Tally the lines below that contain the word "exógenas". Only the number should be returned.

Transcription dataset entries:
━━━━━━━━
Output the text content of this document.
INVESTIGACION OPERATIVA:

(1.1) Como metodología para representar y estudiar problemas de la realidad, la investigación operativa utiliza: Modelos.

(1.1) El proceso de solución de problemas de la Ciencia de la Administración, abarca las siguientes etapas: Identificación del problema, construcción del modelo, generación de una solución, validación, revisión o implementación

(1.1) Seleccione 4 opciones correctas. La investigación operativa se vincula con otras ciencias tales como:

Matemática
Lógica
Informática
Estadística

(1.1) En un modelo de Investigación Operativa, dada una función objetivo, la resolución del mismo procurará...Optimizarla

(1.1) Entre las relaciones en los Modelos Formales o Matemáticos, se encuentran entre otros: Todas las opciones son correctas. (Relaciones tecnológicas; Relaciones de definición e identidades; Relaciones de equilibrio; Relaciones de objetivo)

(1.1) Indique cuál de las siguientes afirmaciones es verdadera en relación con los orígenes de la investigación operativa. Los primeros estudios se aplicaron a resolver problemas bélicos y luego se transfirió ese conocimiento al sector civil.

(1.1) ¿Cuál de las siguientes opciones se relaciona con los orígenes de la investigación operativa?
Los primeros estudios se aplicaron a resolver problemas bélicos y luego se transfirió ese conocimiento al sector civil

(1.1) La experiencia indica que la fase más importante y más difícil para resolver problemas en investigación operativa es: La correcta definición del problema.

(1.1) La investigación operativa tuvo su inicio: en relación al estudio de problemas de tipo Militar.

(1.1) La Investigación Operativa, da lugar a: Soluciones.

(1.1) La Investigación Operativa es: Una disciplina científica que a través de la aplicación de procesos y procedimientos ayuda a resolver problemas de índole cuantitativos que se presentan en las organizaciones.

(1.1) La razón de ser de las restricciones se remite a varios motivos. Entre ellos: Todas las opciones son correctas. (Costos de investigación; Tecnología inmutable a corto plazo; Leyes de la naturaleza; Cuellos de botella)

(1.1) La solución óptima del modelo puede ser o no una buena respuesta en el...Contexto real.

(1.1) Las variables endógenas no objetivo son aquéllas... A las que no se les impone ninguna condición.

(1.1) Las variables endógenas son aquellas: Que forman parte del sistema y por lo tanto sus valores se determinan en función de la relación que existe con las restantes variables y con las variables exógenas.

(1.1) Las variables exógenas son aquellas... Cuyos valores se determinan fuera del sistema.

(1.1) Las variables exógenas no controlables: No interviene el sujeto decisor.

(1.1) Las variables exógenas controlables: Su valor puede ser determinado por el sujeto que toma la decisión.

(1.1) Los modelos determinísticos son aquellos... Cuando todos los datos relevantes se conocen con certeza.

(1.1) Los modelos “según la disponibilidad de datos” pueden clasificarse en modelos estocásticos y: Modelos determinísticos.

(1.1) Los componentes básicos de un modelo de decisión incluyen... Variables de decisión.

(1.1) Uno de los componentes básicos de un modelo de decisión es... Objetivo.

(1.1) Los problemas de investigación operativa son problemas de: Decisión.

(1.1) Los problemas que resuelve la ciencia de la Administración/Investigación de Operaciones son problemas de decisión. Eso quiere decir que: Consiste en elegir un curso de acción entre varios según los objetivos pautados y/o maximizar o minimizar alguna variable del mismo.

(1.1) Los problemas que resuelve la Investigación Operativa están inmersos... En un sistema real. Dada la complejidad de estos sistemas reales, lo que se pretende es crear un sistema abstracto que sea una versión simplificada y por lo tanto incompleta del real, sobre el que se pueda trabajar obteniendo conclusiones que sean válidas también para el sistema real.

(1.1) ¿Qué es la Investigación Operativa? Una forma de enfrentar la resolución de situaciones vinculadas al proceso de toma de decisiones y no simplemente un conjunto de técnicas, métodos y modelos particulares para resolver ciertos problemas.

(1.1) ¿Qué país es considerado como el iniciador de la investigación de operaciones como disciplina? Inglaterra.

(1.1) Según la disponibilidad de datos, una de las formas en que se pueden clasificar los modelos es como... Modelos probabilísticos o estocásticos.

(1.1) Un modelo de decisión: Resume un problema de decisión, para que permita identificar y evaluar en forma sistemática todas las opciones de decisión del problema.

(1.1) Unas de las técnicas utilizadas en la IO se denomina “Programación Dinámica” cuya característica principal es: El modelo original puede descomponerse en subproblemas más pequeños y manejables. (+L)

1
━━━━━━━━
__Response box__. 4